• TASK REQUIREMENTS
Look through the material below. Copy each line that contains the string "this".

• MATERIAL SHOWN
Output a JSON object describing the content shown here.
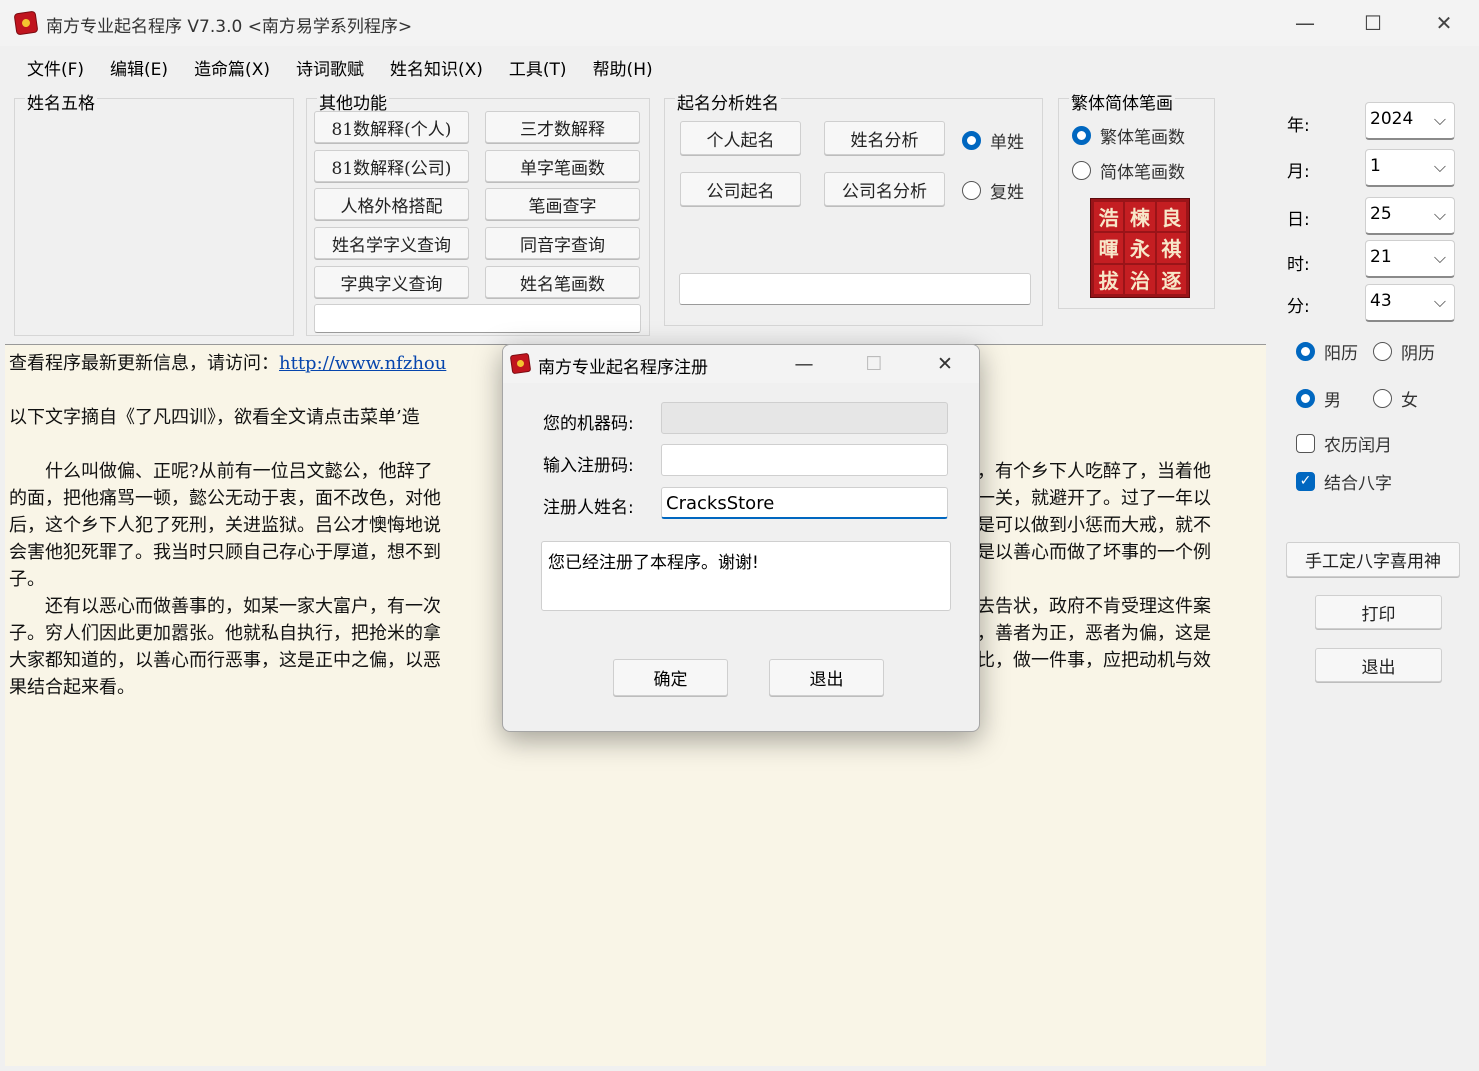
{
  "window": {
    "title": "南方专业起名程序 V7.3.0   <南方易学系列程序>",
    "minimize": "—",
    "maximize": "☐",
    "close": "✕"
  },
  "menu": [
    "文件(F)",
    "编辑(E)",
    "造命篇(X)",
    "诗词歌赋",
    "姓名知识(X)",
    "工具(T)",
    "帮助(H)"
  ],
  "panels": {
    "wuge": {
      "title": "姓名五格"
    },
    "other": {
      "title": "其他功能",
      "buttons": [
        "81数解释(个人)",
        "三才数解释",
        "81数解释(公司)",
        "单字笔画数",
        "人格外格搭配",
        "笔画查字",
        "姓名学字义查询",
        "同音字查询",
        "字典字义查询",
        "姓名笔画数"
      ]
    },
    "naming": {
      "title": "起名分析姓名",
      "buttons": [
        "个人起名",
        "姓名分析",
        "公司起名",
        "公司名分析"
      ],
      "radios": [
        {
          "label": "单姓",
          "checked": true
        },
        {
          "label": "复姓",
          "checked": false
        }
      ]
    },
    "strokes": {
      "title": "繁体简体笔画",
      "radios": [
        {
          "label": "繁体笔画数",
          "checked": true
        },
        {
          "label": "简体笔画数",
          "checked": false
        }
      ],
      "image_chars": [
        "浩",
        "楝",
        "良",
        "暉",
        "永",
        "祺",
        "拔",
        "治",
        "逐"
      ]
    }
  },
  "datetime": {
    "year_label": "年:",
    "year": "2024",
    "month_label": "月:",
    "month": "1",
    "day_label": "日:",
    "day": "25",
    "hour_label": "时:",
    "hour": "21",
    "minute_label": "分:",
    "minute": "43",
    "calendar": [
      {
        "label": "阳历",
        "checked": true
      },
      {
        "label": "阴历",
        "checked": false
      }
    ],
    "gender": [
      {
        "label": "男",
        "checked": true
      },
      {
        "label": "女",
        "checked": false
      }
    ],
    "leap_month": {
      "label": "农历闰月",
      "checked": false
    },
    "bazi": {
      "label": "结合八字",
      "checked": true
    }
  },
  "side_buttons": {
    "manual": "手工定八字喜用神",
    "print": "打印",
    "exit": "退出"
  },
  "content": {
    "line1_prefix": "查看程序最新更新信息，请访问：",
    "line1_link": "http://www.nfzhou",
    "line2": "以下文字摘自《了凡四训》，欲看全文请点击菜单’造",
    "p1_left": [
      "什么叫做偏、正呢?从前有一位吕文懿公，他辞了",
      "的面，把他痛骂一顿，懿公无动于衷，面不改色，对他",
      "后，这个乡下人犯了死刑，关进监狱。吕公才懊悔地说",
      "会害他犯死罪了。我当时只顾自己存心于厚道，想不到",
      "子。"
    ],
    "p1_right": [
      "，有个乡下人吃醉了，当着他",
      "一关，就避开了。过了一年以",
      "是可以做到小惩而大戒，就不",
      "是以善心而做了坏事的一个例",
      ""
    ],
    "p2_left": [
      "还有以恶心而做善事的，如某一家大富户，有一次",
      "子。穷人们因此更加嚣张。他就私自执行，把抢米的拿",
      "大家都知道的，以善心而行恶事，这是正中之偏，以恶",
      "果结合起来看。"
    ],
    "p2_right": [
      "去告状，政府不肯受理这件案",
      "，善者为正，恶者为偏，这是",
      "比，做一件事，应把动机与效",
      ""
    ]
  },
  "dialog": {
    "title": "南方专业起名程序注册",
    "minimize": "—",
    "maximize": "☐",
    "close": "✕",
    "machine_label": "您的机器码:",
    "machine_value": "",
    "code_label": "输入注册码:",
    "code_value": "",
    "name_label": "注册人姓名:",
    "name_value": "CracksStore",
    "message": "您已经注册了本程序。谢谢!",
    "ok": "确定",
    "exit": "退出"
  }
}
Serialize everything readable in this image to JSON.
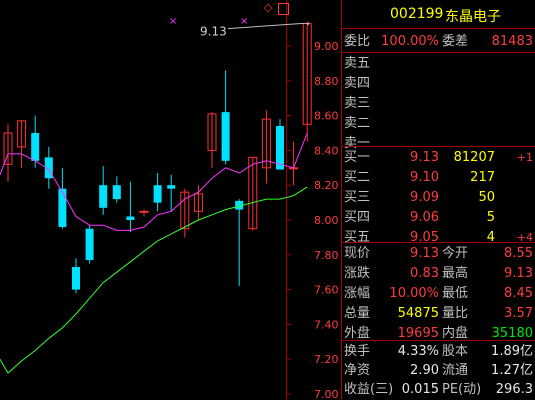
{
  "header": {
    "code": "002199",
    "name": "东晶电子"
  },
  "chart_data": {
    "type": "candlestick",
    "y_ticks": [
      "9.00",
      "8.80",
      "8.60",
      "8.40",
      "8.20",
      "8.00",
      "7.80",
      "7.60",
      "7.40",
      "7.20",
      "7.00"
    ],
    "ylim": [
      7.0,
      9.27
    ],
    "high_label": "9.13",
    "candles": [
      {
        "o": 8.32,
        "h": 8.55,
        "l": 8.22,
        "c": 8.5
      },
      {
        "o": 8.42,
        "h": 8.57,
        "l": 8.3,
        "c": 8.57
      },
      {
        "o": 8.5,
        "h": 8.6,
        "l": 8.3,
        "c": 8.34
      },
      {
        "o": 8.36,
        "h": 8.42,
        "l": 8.18,
        "c": 8.24
      },
      {
        "o": 8.18,
        "h": 8.3,
        "l": 7.95,
        "c": 7.96
      },
      {
        "o": 7.73,
        "h": 7.78,
        "l": 7.58,
        "c": 7.6
      },
      {
        "o": 7.95,
        "h": 7.97,
        "l": 7.75,
        "c": 7.77
      },
      {
        "o": 8.2,
        "h": 8.31,
        "l": 8.03,
        "c": 8.07
      },
      {
        "o": 8.2,
        "h": 8.25,
        "l": 8.1,
        "c": 8.12
      },
      {
        "o": 8.02,
        "h": 8.22,
        "l": 7.93,
        "c": 8.0
      },
      {
        "o": 8.05,
        "h": 8.06,
        "l": 8.02,
        "c": 8.05
      },
      {
        "o": 8.2,
        "h": 8.27,
        "l": 8.05,
        "c": 8.1
      },
      {
        "o": 8.2,
        "h": 8.26,
        "l": 8.05,
        "c": 8.18
      },
      {
        "o": 7.95,
        "h": 8.18,
        "l": 7.9,
        "c": 8.16
      },
      {
        "o": 8.05,
        "h": 8.2,
        "l": 8.0,
        "c": 8.15
      },
      {
        "o": 8.4,
        "h": 8.62,
        "l": 8.3,
        "c": 8.61
      },
      {
        "o": 8.62,
        "h": 8.86,
        "l": 8.32,
        "c": 8.34
      },
      {
        "o": 8.11,
        "h": 8.12,
        "l": 7.62,
        "c": 8.06
      },
      {
        "o": 7.95,
        "h": 8.36,
        "l": 7.94,
        "c": 8.36
      },
      {
        "o": 8.3,
        "h": 8.63,
        "l": 8.21,
        "c": 8.58
      },
      {
        "o": 8.54,
        "h": 8.58,
        "l": 8.29,
        "c": 8.29
      },
      {
        "o": 8.3,
        "h": 8.45,
        "l": 8.2,
        "c": 8.3
      },
      {
        "o": 8.55,
        "h": 9.13,
        "l": 8.45,
        "c": 9.13
      }
    ],
    "ma_short": [
      8.38,
      8.38,
      8.34,
      8.29,
      8.16,
      8.02,
      7.97,
      7.97,
      7.94,
      7.94,
      7.96,
      8.03,
      8.05,
      8.12,
      8.16,
      8.24,
      8.3,
      8.27,
      8.32,
      8.34,
      8.32,
      8.3,
      8.5
    ],
    "ma_long": [
      7.12,
      7.19,
      7.25,
      7.32,
      7.38,
      7.46,
      7.55,
      7.64,
      7.7,
      7.76,
      7.82,
      7.88,
      7.92,
      7.96,
      8.0,
      8.03,
      8.06,
      8.08,
      8.1,
      8.12,
      8.12,
      8.14,
      8.19
    ],
    "colors": {
      "up": "#ff3232",
      "down": "#00e0ff",
      "ma_short": "#ff33ff",
      "ma_long": "#33ff33",
      "grid": "#a00000",
      "text": "#ff3c3c"
    }
  },
  "panel": {
    "weibi": {
      "label": "委比",
      "value": "100.00%",
      "label2": "委差",
      "value2": "81483"
    },
    "sell": [
      {
        "label": "卖五"
      },
      {
        "label": "卖四"
      },
      {
        "label": "卖三"
      },
      {
        "label": "卖二"
      },
      {
        "label": "卖一"
      }
    ],
    "buy": [
      {
        "label": "买一",
        "price": "9.13",
        "vol": "81207",
        "chg": "+1"
      },
      {
        "label": "买二",
        "price": "9.10",
        "vol": "217",
        "chg": ""
      },
      {
        "label": "买三",
        "price": "9.09",
        "vol": "50",
        "chg": ""
      },
      {
        "label": "买四",
        "price": "9.06",
        "vol": "5",
        "chg": ""
      },
      {
        "label": "买五",
        "price": "9.05",
        "vol": "4",
        "chg": "+4"
      }
    ],
    "quote": [
      {
        "l1": "现价",
        "v1": "9.13",
        "l2": "今开",
        "v2": "8.55"
      },
      {
        "l1": "涨跌",
        "v1": "0.83",
        "l2": "最高",
        "v2": "9.13"
      },
      {
        "l1": "涨幅",
        "v1": "10.00%",
        "l2": "最低",
        "v2": "8.45"
      },
      {
        "l1": "总量",
        "v1": "54875",
        "l2": "量比",
        "v2": "3.57"
      },
      {
        "l1": "外盘",
        "v1": "19695",
        "l2": "内盘",
        "v2": "35180"
      }
    ],
    "stats": [
      {
        "l1": "换手",
        "v1": "4.33%",
        "l2": "股本",
        "v2": "1.89亿"
      },
      {
        "l1": "净资",
        "v1": "2.90",
        "l2": "流通",
        "v2": "1.27亿"
      },
      {
        "l1": "收益(三)",
        "v1": "0.015",
        "l2": "PE(动)",
        "v2": "296.3"
      }
    ]
  }
}
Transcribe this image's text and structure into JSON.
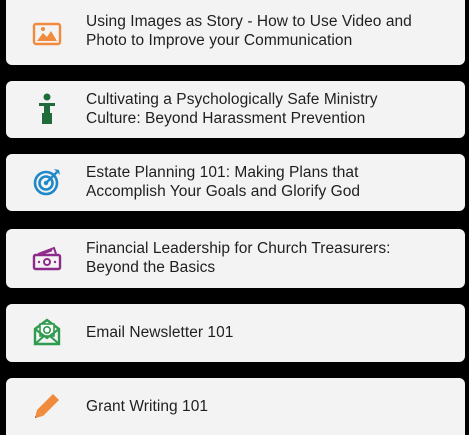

• THE SOLUTION
Serialize everything readable in this image to JSON.
Transcribe this image's text and structure into JSON.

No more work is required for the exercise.